- **Exercise**
Report how many lines of the following entries include the string "Verified"; respond with the number alone.

- **Material provided**
· · ·

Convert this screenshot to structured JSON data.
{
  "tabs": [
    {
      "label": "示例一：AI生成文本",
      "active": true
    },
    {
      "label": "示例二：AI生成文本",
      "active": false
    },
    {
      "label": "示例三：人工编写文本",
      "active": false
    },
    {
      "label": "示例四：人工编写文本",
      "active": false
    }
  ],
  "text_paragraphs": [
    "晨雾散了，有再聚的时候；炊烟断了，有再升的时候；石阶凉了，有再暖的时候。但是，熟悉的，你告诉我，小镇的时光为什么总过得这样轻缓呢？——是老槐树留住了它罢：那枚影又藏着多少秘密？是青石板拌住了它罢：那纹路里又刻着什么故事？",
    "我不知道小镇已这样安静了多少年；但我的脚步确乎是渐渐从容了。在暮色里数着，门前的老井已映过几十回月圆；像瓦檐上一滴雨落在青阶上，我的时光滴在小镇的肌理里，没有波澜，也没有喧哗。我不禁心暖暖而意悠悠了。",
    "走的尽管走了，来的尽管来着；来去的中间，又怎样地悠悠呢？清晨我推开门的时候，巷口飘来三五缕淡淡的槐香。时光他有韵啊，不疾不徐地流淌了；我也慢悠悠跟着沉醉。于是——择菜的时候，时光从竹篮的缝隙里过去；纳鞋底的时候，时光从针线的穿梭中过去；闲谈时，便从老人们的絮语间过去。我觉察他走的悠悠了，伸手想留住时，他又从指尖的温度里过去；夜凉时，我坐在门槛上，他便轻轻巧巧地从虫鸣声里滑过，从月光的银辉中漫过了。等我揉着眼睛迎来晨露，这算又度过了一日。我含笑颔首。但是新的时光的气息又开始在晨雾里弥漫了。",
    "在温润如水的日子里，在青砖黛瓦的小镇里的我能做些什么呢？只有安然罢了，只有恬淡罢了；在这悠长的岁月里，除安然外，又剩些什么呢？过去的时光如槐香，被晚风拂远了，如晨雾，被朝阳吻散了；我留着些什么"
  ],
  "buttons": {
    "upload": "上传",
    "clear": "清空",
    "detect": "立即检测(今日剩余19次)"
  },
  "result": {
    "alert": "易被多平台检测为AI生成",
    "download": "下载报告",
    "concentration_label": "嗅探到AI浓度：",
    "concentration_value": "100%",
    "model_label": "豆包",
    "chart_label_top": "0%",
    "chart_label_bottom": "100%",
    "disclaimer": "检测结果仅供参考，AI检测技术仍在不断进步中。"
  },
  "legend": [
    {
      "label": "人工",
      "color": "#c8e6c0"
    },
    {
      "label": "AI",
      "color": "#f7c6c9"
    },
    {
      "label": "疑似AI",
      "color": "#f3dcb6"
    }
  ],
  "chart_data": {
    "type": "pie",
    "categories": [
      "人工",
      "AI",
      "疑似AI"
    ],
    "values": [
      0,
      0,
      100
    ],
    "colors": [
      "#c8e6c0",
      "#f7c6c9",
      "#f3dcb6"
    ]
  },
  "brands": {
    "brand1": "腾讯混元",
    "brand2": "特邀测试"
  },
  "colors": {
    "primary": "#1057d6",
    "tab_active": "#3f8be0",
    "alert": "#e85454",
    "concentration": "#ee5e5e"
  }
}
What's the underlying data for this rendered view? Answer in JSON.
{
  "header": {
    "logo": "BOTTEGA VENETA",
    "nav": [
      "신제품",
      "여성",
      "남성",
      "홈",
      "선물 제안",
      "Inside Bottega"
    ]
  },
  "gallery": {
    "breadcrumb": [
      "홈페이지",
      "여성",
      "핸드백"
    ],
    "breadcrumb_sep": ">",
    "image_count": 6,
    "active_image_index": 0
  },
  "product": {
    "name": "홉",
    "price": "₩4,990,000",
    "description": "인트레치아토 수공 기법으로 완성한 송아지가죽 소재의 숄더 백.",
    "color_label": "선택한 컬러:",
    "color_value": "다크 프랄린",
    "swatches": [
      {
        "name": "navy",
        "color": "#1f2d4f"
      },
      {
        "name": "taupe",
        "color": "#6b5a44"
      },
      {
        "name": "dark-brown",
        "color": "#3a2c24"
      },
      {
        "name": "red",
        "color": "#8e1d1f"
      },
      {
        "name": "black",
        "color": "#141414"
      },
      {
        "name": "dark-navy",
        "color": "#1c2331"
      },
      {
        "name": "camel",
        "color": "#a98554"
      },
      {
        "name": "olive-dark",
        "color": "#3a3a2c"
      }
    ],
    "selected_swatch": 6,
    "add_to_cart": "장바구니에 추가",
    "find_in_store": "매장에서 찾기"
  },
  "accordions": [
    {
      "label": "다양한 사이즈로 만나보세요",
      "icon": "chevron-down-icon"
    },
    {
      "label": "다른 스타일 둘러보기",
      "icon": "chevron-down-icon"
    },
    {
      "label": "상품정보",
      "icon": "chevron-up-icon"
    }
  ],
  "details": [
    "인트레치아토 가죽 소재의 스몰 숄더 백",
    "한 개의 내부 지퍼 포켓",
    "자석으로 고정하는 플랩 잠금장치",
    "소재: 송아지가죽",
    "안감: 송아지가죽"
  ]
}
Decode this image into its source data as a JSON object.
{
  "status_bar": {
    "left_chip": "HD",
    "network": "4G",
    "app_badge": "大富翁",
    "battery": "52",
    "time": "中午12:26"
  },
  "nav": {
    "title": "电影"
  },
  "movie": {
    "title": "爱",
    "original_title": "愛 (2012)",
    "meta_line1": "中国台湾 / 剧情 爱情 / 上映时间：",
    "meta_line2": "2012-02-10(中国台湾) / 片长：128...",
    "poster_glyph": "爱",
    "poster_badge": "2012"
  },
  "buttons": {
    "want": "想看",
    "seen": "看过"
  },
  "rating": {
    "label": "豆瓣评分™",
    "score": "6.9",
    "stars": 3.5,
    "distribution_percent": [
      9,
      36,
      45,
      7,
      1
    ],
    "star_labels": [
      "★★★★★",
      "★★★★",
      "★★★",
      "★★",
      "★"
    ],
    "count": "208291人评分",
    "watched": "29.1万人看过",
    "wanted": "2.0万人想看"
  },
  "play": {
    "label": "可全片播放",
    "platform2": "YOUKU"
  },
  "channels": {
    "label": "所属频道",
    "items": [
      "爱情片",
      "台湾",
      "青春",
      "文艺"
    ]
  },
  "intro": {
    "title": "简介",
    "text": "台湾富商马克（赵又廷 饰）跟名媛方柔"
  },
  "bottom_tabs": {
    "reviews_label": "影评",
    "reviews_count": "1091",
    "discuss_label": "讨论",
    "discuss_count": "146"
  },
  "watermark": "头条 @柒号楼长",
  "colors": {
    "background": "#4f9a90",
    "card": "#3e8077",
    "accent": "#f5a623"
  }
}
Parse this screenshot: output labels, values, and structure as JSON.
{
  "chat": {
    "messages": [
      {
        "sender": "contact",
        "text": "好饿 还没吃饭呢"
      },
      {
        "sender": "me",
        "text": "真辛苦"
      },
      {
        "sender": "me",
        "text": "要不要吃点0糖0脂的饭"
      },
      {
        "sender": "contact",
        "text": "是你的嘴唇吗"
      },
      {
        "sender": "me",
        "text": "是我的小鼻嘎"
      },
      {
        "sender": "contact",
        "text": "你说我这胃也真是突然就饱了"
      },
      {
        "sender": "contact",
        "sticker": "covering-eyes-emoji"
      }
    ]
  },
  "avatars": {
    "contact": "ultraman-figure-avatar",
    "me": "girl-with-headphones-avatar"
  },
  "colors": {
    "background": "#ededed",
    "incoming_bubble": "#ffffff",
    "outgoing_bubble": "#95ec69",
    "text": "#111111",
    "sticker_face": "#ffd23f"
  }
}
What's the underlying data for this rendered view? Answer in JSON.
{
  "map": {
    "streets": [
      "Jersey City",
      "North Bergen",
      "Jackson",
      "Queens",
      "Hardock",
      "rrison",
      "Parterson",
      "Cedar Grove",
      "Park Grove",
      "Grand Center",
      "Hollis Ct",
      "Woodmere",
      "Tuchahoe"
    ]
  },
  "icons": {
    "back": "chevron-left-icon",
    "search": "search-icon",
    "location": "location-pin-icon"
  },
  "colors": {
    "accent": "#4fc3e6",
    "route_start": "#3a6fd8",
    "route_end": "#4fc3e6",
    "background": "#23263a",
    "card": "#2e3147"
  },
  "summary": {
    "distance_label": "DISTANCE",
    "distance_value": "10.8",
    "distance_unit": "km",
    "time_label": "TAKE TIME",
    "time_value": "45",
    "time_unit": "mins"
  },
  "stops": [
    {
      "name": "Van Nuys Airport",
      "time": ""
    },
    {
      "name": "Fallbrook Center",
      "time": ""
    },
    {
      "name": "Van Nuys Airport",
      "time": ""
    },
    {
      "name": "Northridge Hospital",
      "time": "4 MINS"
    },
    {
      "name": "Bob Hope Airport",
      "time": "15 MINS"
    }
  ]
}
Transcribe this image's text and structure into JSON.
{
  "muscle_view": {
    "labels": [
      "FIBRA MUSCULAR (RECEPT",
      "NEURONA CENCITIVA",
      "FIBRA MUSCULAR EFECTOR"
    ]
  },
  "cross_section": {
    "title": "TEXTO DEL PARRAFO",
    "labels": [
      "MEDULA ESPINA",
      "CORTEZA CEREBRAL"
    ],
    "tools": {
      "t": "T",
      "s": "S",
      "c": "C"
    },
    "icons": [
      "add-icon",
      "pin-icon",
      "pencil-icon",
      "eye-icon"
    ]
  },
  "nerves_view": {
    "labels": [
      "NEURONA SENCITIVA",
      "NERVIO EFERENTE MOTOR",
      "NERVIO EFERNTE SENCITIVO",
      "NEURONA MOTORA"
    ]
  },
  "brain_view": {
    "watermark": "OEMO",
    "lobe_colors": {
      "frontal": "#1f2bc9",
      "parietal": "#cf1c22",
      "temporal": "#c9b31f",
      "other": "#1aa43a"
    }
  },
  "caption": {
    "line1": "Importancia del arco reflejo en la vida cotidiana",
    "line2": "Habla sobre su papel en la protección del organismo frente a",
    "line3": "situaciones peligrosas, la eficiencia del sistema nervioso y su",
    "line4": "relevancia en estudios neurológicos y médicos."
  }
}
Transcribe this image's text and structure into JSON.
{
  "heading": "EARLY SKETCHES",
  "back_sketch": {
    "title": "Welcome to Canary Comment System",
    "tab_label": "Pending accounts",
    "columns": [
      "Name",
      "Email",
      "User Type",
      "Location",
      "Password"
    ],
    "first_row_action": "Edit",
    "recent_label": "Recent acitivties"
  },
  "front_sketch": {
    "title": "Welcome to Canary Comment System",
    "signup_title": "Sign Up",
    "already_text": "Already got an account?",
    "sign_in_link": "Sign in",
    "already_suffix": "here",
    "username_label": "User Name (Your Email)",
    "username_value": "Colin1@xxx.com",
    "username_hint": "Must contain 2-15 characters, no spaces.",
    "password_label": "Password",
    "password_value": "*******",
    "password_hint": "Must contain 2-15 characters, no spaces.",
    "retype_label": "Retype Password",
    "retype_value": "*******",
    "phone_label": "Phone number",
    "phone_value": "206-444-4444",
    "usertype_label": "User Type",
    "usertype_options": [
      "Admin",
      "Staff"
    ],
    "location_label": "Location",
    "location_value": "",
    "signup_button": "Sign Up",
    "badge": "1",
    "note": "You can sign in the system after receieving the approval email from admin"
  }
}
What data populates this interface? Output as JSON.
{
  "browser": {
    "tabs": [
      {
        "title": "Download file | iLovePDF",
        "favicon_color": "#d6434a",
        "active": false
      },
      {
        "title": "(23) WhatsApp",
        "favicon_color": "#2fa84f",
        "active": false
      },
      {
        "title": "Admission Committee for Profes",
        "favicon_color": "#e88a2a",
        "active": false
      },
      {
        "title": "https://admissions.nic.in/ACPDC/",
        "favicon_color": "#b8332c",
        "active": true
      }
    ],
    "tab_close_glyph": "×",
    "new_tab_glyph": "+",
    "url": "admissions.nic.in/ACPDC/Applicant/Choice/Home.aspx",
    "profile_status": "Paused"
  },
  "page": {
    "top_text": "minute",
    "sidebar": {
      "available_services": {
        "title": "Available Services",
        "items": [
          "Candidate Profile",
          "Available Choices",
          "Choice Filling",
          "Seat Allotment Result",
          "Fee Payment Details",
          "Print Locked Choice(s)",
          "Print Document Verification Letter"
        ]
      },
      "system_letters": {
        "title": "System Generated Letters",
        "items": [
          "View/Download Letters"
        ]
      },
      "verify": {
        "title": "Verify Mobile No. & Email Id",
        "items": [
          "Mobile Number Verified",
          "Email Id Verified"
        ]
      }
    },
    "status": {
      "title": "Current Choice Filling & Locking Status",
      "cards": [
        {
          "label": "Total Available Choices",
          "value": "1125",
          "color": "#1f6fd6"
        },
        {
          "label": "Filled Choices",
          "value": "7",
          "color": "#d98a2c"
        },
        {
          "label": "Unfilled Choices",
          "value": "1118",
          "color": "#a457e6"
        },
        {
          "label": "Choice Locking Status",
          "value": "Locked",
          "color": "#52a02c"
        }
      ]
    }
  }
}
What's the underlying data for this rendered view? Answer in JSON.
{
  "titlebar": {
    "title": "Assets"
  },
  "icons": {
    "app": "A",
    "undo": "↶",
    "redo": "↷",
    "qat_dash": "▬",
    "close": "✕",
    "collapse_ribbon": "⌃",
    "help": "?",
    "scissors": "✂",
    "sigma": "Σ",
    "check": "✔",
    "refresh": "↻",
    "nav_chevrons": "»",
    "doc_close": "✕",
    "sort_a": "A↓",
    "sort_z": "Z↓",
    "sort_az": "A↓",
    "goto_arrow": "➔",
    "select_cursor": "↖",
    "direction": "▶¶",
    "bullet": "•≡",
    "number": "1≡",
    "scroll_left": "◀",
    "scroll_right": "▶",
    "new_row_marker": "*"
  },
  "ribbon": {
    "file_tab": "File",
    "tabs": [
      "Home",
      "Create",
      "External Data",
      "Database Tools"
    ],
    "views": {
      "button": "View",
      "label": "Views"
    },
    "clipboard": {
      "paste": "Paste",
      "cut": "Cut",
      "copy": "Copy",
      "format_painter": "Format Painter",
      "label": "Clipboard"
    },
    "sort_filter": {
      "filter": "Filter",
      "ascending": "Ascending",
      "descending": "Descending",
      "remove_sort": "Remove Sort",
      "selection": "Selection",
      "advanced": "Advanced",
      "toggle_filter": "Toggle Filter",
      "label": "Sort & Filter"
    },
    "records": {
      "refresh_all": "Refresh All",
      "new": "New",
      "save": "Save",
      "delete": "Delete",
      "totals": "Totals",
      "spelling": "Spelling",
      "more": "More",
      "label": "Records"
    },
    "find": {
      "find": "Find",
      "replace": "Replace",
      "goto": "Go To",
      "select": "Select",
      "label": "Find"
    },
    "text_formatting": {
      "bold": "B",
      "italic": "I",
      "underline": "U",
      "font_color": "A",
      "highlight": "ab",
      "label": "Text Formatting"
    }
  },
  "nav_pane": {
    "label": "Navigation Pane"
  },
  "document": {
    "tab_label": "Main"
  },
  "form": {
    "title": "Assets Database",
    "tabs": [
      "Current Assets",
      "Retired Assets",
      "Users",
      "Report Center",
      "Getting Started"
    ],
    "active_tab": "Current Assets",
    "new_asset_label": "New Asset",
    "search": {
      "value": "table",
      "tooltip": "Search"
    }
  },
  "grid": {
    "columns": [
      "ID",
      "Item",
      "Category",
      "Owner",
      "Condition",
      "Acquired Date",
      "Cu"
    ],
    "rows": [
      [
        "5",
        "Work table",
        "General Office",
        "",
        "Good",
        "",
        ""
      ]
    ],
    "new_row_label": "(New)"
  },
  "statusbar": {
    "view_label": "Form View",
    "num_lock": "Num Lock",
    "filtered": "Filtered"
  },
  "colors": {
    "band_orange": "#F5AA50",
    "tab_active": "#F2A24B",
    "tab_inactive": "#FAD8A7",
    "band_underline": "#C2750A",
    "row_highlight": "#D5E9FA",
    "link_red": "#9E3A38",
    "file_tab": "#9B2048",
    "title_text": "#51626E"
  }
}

· · ·

- **Answer to this task**
2